GIVEN ENTRIES —
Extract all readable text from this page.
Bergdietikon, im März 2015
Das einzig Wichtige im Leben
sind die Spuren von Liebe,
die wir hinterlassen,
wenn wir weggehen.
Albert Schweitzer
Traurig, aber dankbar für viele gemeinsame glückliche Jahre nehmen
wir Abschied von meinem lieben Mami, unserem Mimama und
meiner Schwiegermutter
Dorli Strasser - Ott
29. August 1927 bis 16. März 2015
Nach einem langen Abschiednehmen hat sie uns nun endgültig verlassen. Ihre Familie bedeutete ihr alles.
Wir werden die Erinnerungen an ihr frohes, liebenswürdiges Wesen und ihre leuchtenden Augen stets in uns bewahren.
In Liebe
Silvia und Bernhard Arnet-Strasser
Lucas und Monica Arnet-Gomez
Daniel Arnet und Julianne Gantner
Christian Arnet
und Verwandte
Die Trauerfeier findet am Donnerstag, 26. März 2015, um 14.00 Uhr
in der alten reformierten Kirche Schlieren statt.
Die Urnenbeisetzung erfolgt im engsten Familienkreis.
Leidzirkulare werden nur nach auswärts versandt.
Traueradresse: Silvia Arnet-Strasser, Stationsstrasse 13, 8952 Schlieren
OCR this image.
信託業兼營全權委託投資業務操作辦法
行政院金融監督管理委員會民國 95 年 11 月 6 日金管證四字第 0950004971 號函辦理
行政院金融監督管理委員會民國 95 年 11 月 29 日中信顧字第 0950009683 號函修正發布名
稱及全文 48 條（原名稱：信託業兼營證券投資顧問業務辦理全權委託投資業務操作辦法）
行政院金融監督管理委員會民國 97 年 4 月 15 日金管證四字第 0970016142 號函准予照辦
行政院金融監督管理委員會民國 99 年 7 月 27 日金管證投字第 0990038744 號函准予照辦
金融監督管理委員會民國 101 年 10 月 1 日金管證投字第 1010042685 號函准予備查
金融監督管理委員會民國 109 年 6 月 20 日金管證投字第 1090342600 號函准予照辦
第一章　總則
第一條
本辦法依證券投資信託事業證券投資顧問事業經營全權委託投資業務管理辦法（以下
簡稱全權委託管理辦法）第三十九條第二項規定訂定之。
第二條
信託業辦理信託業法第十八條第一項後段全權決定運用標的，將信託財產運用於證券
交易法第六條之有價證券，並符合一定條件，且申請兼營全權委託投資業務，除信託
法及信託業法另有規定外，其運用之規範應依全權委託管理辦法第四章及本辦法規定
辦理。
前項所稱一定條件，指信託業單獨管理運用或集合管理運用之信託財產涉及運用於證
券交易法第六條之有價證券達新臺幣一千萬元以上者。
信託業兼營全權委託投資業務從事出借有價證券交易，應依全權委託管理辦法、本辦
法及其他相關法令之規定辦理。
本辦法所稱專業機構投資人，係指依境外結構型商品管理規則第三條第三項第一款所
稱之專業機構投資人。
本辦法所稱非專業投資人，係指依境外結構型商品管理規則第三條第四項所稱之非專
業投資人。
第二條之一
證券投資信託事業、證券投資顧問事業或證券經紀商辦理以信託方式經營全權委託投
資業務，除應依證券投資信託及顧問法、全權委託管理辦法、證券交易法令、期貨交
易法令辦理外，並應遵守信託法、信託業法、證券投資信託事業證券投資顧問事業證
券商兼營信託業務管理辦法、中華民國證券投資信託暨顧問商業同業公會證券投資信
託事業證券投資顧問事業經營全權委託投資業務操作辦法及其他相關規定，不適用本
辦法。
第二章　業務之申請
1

DO THIS —
Repeat all the records. Match each line exactly.

COMPLETE OUTPUT —
Extract all readable text from this page.
Bergdietikon, im März 2015
Das einzig Wichtige im Leben
sind die Spuren von Liebe,
die wir hinterlassen,
wenn wir weggehen.
Albert Schweitzer
Traurig, aber dankbar für viele gemeinsame glückliche Jahre nehmen
wir Abschied von meinem lieben Mami, unserem Mimama und
meiner Schwiegermutter
Dorli Strasser - Ott
29. August 1927 bis 16. März 2015
Nach einem langen Abschiednehmen hat sie uns nun endgültig verlassen. Ihre Familie bedeutete ihr alles.
Wir werden die Erinnerungen an ihr frohes, liebenswürdiges Wesen und ihre leuchtenden Augen stets in uns bewahren.
In Liebe
Silvia und Bernhard Arnet-Strasser
Lucas und Monica Arnet-Gomez
Daniel Arnet und Julianne Gantner
Christian Arnet
und Verwandte
Die Trauerfeier findet am Donnerstag, 26. März 2015, um 14.00 Uhr
in der alten reformierten Kirche Schlieren statt.
Die Urnenbeisetzung erfolgt im engsten Familienkreis.
Leidzirkulare werden nur nach auswärts versandt.
Traueradresse: Silvia Arnet-Strasser, Stationsstrasse 13, 8952 Schlieren
OCR this image.
信託業兼營全權委託投資業務操作辦法
行政院金融監督管理委員會民國 95 年 11 月 6 日金管證四字第 0950004971 號函辦理
行政院金融監督管理委員會民國 95 年 11 月 29 日中信顧字第 0950009683 號函修正發布名
稱及全文 48 條（原名稱：信託業兼營證券投資顧問業務辦理全權委託投資業務操作辦法）
行政院金融監督管理委員會民國 97 年 4 月 15 日金管證四字第 0970016142 號函准予照辦
行政院金融監督管理委員會民國 99 年 7 月 27 日金管證投字第 0990038744 號函准予照辦
金融監督管理委員會民國 101 年 10 月 1 日金管證投字第 1010042685 號函准予備查
金融監督管理委員會民國 109 年 6 月 20 日金管證投字第 1090342600 號函准予照辦
第一章　總則
第一條
本辦法依證券投資信託事業證券投資顧問事業經營全權委託投資業務管理辦法（以下
簡稱全權委託管理辦法）第三十九條第二項規定訂定之。
第二條
信託業辦理信託業法第十八條第一項後段全權決定運用標的，將信託財產運用於證券
交易法第六條之有價證券，並符合一定條件，且申請兼營全權委託投資業務，除信託
法及信託業法另有規定外，其運用之規範應依全權委託管理辦法第四章及本辦法規定
辦理。
前項所稱一定條件，指信託業單獨管理運用或集合管理運用之信託財產涉及運用於證
券交易法第六條之有價證券達新臺幣一千萬元以上者。
信託業兼營全權委託投資業務從事出借有價證券交易，應依全權委託管理辦法、本辦
法及其他相關法令之規定辦理。
本辦法所稱專業機構投資人，係指依境外結構型商品管理規則第三條第三項第一款所
稱之專業機構投資人。
本辦法所稱非專業投資人，係指依境外結構型商品管理規則第三條第四項所稱之非專
業投資人。
第二條之一
證券投資信託事業、證券投資顧問事業或證券經紀商辦理以信託方式經營全權委託投
資業務，除應依證券投資信託及顧問法、全權委託管理辦法、證券交易法令、期貨交
易法令辦理外，並應遵守信託法、信託業法、證券投資信託事業證券投資顧問事業證
券商兼營信託業務管理辦法、中華民國證券投資信託暨顧問商業同業公會證券投資信
託事業證券投資顧問事業經營全權委託投資業務操作辦法及其他相關規定，不適用本
辦法。
第二章　業務之申請
1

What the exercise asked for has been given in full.